How many lines in the records below hold the string "that"? Please answer with the number and nothing more.
═══ Material shown ═══
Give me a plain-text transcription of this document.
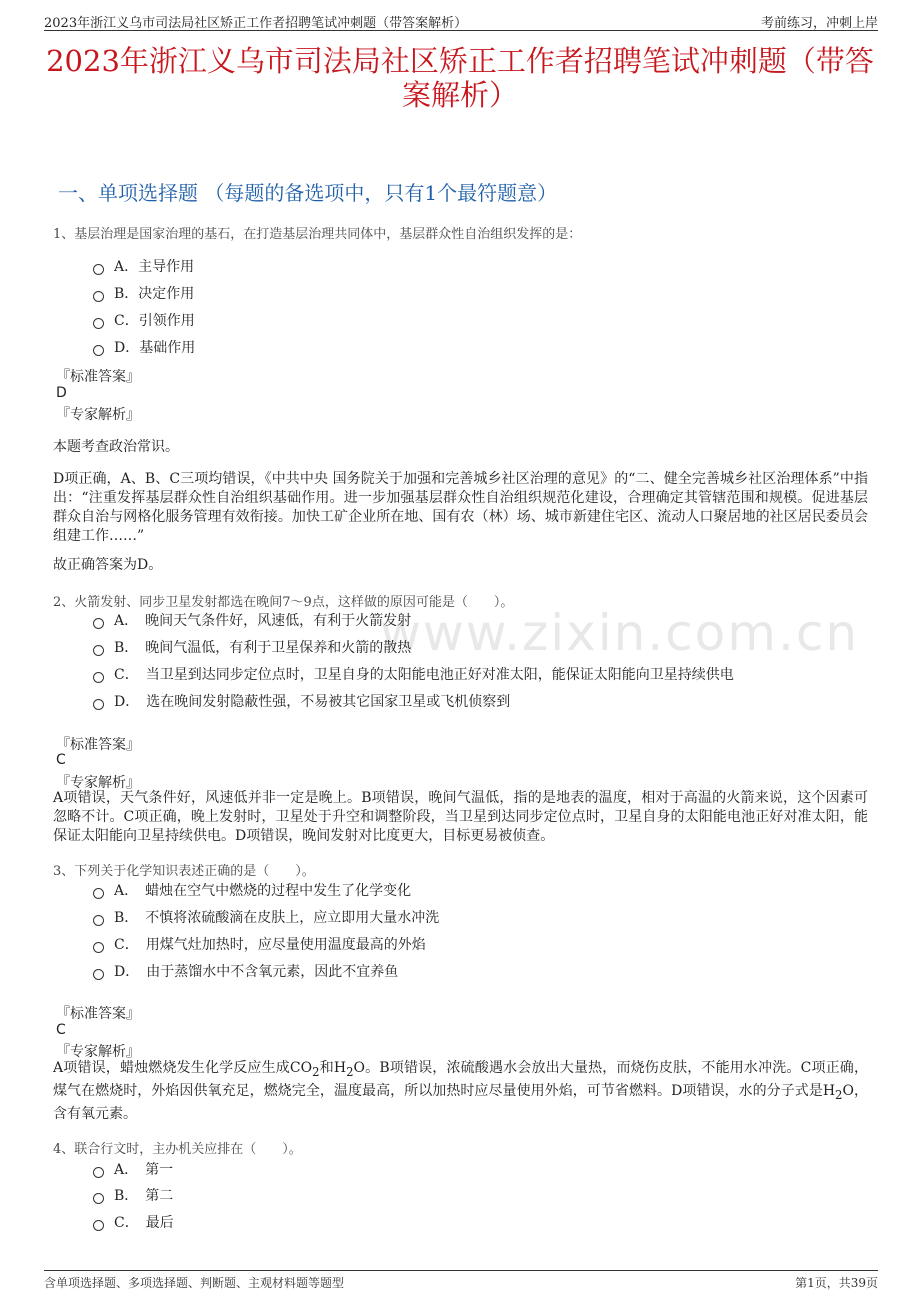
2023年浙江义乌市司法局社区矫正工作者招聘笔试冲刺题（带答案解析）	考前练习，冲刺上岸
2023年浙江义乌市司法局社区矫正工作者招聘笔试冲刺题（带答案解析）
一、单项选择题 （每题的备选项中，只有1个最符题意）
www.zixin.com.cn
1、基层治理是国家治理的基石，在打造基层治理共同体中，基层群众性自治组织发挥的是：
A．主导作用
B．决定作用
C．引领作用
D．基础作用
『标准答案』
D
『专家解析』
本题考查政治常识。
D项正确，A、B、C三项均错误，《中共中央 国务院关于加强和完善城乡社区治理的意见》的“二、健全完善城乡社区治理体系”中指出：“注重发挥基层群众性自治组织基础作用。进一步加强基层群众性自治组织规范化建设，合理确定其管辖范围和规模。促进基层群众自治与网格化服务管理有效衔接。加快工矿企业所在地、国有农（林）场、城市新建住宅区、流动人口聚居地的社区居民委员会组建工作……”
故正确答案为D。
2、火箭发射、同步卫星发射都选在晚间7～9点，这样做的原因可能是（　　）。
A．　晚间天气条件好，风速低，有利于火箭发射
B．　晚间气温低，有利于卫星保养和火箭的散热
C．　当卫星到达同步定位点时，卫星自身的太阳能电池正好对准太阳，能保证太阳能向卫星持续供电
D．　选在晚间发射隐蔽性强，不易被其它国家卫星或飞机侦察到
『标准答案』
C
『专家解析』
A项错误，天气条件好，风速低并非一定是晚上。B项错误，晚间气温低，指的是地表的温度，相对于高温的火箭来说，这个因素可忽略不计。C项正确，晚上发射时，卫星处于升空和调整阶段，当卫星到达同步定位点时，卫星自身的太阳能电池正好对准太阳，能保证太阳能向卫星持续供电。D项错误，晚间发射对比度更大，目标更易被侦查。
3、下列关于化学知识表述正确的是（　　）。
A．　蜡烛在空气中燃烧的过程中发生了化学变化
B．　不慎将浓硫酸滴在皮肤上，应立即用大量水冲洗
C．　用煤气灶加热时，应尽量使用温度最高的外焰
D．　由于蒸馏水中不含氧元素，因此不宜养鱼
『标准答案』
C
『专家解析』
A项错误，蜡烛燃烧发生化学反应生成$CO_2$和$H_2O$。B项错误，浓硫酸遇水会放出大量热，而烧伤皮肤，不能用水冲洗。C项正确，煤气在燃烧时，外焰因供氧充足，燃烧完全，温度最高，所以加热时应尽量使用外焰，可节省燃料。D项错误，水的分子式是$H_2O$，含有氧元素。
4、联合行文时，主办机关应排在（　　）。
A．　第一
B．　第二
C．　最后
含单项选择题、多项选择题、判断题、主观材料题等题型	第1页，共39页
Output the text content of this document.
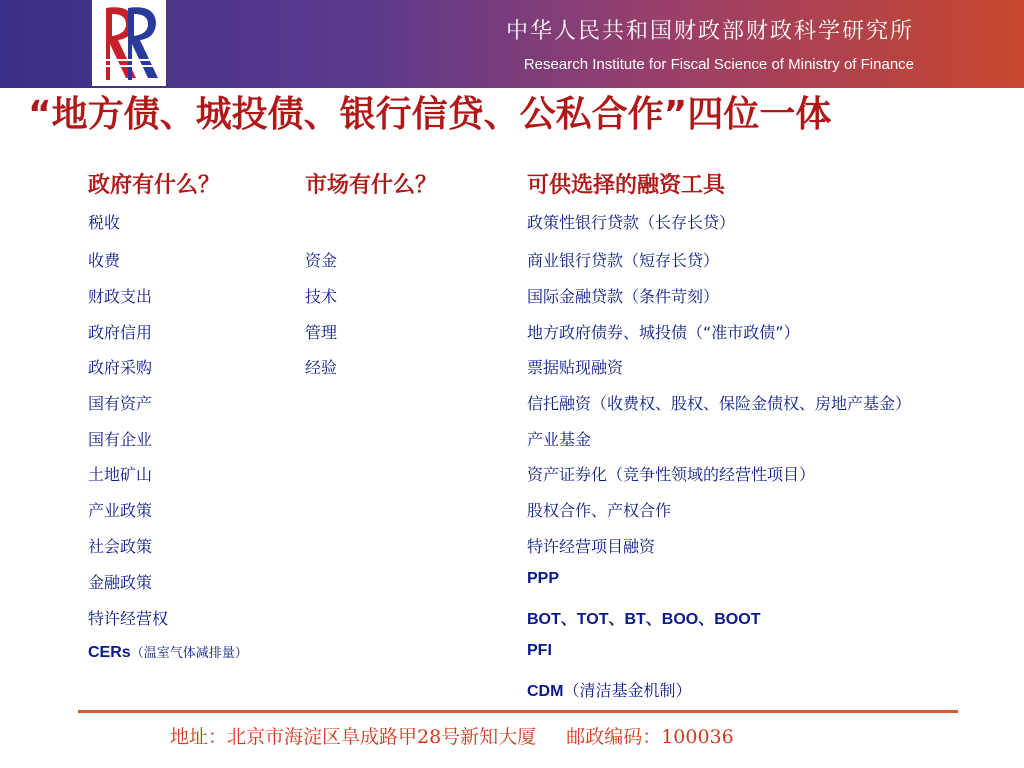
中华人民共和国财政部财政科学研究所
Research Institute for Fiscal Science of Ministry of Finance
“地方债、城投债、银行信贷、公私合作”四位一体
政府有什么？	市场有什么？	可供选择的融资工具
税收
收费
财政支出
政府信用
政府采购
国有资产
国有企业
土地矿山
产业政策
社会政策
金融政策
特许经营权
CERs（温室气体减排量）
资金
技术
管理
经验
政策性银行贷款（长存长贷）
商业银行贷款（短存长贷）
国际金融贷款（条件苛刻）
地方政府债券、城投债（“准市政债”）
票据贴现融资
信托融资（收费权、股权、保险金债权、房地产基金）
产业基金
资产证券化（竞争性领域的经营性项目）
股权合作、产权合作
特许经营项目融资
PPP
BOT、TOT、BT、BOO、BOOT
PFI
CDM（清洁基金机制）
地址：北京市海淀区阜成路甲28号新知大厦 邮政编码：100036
═══
═══ Material shown ═══
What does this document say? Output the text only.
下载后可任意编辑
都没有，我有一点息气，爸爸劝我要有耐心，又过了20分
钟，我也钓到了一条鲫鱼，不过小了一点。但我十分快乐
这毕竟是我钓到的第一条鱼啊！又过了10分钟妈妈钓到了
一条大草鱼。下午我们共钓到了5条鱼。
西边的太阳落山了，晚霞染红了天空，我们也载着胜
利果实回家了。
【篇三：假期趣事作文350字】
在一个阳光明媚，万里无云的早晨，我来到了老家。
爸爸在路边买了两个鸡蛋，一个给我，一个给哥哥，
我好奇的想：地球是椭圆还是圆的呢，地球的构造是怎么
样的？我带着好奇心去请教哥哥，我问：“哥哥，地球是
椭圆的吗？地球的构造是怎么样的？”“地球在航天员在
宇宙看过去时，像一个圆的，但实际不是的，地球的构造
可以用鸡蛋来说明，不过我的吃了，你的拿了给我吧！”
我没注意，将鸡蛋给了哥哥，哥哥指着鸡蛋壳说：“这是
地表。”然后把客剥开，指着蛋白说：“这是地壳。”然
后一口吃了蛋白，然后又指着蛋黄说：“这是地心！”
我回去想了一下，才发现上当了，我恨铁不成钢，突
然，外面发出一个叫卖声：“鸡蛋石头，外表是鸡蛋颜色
═══
═══ Material shown ═══
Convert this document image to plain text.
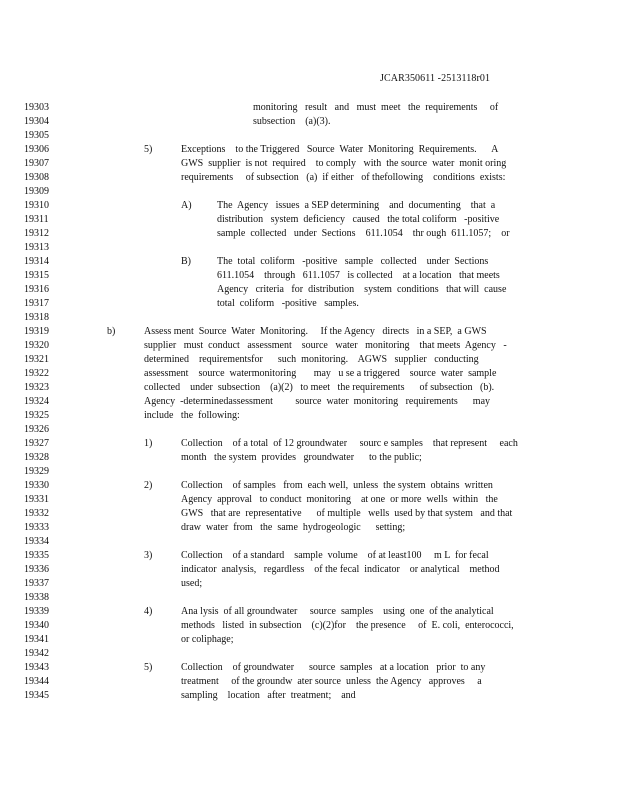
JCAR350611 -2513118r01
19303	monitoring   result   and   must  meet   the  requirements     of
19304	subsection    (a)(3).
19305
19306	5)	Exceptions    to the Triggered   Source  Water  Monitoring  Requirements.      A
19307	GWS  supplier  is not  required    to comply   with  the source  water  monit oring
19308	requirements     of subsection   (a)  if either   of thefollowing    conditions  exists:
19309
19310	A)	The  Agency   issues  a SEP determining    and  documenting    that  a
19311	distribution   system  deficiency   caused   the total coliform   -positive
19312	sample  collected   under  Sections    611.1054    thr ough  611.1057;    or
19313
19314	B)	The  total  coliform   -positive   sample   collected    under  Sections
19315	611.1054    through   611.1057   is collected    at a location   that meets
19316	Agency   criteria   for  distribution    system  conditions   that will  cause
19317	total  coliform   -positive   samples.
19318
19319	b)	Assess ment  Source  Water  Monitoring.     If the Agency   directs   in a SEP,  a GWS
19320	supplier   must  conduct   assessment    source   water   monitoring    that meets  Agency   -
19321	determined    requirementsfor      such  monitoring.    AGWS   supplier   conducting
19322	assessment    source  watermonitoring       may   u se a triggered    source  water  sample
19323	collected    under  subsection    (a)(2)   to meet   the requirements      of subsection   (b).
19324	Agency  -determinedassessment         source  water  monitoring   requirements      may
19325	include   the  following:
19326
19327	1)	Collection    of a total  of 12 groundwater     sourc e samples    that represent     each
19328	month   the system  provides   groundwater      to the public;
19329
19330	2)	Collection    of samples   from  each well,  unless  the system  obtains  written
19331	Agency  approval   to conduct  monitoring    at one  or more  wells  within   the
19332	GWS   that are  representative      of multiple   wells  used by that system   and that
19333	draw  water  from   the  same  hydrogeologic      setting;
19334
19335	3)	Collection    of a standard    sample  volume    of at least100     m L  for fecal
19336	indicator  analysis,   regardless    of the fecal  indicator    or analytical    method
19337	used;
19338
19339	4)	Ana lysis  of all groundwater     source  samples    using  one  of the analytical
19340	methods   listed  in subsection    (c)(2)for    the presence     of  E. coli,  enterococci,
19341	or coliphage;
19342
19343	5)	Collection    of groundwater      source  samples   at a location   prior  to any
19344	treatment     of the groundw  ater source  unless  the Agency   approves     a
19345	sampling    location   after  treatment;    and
═══
# [Expected answer]
6